__Task directions__
Below are some records. Copy every line in them that holds "complaints".
· · · · ·
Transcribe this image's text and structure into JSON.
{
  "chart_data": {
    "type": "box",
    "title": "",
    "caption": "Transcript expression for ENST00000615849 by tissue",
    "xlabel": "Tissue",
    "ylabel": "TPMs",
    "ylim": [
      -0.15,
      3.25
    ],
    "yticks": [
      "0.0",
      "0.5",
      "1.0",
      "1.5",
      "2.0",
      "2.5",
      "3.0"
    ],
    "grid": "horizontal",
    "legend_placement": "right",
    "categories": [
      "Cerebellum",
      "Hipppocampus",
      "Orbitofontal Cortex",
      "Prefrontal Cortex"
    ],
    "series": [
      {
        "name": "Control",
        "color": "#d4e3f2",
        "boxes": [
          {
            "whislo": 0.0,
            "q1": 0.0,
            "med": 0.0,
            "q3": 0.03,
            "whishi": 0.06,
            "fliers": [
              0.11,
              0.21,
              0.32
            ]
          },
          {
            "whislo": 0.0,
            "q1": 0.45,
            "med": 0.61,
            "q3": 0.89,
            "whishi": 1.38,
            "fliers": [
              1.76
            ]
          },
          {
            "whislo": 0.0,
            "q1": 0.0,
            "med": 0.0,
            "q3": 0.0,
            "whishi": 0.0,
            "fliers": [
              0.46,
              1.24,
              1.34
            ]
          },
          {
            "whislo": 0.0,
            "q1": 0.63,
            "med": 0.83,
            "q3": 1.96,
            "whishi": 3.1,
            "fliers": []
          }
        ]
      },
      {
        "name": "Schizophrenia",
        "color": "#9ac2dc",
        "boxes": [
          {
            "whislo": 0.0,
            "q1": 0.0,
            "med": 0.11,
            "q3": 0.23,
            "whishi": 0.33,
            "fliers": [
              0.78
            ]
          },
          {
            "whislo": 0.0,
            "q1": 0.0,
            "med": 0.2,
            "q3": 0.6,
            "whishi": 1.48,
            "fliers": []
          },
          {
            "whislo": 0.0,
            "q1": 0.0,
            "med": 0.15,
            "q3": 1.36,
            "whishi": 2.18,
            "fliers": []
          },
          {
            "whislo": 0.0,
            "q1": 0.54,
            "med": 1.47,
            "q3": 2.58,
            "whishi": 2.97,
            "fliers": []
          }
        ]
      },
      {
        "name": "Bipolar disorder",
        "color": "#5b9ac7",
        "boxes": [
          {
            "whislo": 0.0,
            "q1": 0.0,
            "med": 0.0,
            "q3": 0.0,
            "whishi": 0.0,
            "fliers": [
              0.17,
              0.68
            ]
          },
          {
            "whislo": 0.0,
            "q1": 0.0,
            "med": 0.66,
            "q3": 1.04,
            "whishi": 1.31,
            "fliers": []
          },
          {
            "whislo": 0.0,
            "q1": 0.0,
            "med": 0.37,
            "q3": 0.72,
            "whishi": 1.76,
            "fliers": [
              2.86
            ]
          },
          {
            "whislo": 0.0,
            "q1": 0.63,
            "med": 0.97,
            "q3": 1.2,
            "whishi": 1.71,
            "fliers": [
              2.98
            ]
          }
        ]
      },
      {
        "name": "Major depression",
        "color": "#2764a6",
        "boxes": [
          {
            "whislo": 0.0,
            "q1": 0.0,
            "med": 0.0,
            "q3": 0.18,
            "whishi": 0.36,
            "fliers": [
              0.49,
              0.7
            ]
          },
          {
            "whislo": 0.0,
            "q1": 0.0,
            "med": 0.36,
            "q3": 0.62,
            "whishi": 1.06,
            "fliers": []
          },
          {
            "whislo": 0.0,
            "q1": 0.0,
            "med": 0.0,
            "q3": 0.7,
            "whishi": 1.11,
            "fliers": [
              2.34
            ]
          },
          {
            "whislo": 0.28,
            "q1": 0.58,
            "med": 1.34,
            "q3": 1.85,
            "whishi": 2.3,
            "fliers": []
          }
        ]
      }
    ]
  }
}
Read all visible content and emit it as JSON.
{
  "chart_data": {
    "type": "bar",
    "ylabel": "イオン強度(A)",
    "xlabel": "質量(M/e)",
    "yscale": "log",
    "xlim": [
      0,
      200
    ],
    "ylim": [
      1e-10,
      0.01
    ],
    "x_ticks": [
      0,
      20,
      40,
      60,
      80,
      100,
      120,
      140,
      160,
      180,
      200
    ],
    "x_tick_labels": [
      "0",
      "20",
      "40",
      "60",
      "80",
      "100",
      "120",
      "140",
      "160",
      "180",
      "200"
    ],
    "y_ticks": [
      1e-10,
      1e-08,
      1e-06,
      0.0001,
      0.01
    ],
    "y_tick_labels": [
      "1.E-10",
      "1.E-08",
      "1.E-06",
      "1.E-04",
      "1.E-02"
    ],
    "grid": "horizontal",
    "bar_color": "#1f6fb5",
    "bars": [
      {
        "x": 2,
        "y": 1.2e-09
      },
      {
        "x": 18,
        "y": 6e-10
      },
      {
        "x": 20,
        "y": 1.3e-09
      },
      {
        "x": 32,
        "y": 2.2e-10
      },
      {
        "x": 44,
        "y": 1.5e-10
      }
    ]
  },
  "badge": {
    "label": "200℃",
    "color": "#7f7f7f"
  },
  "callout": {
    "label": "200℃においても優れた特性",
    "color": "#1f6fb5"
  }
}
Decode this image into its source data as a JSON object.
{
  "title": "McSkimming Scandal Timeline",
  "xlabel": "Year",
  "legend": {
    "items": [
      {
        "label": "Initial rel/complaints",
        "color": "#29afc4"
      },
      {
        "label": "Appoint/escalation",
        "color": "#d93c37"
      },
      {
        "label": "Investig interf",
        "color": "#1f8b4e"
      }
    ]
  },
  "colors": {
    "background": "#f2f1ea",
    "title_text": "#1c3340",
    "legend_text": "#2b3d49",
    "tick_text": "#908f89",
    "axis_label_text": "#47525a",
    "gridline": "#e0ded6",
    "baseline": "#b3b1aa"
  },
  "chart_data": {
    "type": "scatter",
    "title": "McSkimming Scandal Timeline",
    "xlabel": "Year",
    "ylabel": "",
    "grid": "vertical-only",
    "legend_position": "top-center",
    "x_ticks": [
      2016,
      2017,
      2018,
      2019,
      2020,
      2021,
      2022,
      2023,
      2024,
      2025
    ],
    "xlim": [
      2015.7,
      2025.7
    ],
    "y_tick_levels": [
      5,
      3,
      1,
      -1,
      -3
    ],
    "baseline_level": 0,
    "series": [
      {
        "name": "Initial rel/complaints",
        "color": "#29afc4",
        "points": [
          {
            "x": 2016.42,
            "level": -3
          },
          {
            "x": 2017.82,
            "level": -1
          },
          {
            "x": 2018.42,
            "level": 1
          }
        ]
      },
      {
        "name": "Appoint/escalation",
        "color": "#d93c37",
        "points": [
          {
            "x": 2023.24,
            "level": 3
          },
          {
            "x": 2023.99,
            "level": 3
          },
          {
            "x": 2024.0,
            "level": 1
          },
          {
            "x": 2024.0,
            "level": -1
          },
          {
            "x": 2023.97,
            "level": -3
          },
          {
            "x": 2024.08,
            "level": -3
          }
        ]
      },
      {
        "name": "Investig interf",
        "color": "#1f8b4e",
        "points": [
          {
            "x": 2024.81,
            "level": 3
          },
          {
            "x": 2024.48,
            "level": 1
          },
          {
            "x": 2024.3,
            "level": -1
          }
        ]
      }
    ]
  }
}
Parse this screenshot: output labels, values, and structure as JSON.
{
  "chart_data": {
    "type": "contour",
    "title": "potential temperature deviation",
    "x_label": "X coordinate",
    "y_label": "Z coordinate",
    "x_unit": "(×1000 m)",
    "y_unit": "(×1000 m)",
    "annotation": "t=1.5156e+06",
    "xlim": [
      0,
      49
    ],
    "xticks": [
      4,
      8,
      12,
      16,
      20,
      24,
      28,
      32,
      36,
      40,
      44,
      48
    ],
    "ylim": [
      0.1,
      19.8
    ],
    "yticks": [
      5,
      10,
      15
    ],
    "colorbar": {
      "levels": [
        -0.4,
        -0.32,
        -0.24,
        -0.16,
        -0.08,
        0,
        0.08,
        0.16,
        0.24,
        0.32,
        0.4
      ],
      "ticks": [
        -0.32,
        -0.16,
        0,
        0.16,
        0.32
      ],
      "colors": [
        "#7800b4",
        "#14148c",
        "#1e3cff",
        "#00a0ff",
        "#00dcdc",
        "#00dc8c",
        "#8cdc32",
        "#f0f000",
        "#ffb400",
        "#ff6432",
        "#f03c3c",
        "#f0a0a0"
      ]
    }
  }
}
· · · · ·
__Expected answer__
        "label": "Initial rel/complaints",
        "name": "Initial rel/complaints",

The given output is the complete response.